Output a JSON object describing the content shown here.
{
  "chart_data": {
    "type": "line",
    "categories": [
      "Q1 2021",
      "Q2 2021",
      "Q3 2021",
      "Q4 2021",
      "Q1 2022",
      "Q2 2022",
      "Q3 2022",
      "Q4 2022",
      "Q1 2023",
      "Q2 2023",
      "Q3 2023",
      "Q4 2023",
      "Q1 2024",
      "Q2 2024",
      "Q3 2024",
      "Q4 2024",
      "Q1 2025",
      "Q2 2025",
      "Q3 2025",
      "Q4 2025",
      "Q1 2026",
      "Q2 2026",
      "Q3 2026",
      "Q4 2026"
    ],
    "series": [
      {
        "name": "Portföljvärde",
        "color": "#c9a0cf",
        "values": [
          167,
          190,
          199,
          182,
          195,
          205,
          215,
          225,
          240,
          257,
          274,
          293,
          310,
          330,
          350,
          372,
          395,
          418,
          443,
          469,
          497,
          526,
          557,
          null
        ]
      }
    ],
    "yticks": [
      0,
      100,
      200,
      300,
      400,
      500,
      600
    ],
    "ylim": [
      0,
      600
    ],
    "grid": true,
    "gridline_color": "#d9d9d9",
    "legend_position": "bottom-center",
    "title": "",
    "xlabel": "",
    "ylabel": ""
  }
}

☆ ☆ ☆ ☆ ☆

§ Do this
Retype all of the entries precisely as they are.

§ Worked solution
Output a JSON object describing the content shown here.
{
  "chart_data": {
    "type": "line",
    "categories": [
      "Q1 2021",
      "Q2 2021",
      "Q3 2021",
      "Q4 2021",
      "Q1 2022",
      "Q2 2022",
      "Q3 2022",
      "Q4 2022",
      "Q1 2023",
      "Q2 2023",
      "Q3 2023",
      "Q4 2023",
      "Q1 2024",
      "Q2 2024",
      "Q3 2024",
      "Q4 2024",
      "Q1 2025",
      "Q2 2025",
      "Q3 2025",
      "Q4 2025",
      "Q1 2026",
      "Q2 2026",
      "Q3 2026",
      "Q4 2026"
    ],
    "series": [
      {
        "name": "Portföljvärde",
        "color": "#c9a0cf",
        "values": [
          167,
          190,
          199,
          182,
          195,
          205,
          215,
          225,
          240,
          257,
          274,
          293,
          310,
          330,
          350,
          372,
          395,
          418,
          443,
          469,
          497,
          526,
          557,
          null
        ]
      }
    ],
    "yticks": [
      0,
      100,
      200,
      300,
      400,
      500,
      600
    ],
    "ylim": [
      0,
      600
    ],
    "grid": true,
    "gridline_color": "#d9d9d9",
    "legend_position": "bottom-center",
    "title": "",
    "xlabel": "",
    "ylabel": ""
  }
}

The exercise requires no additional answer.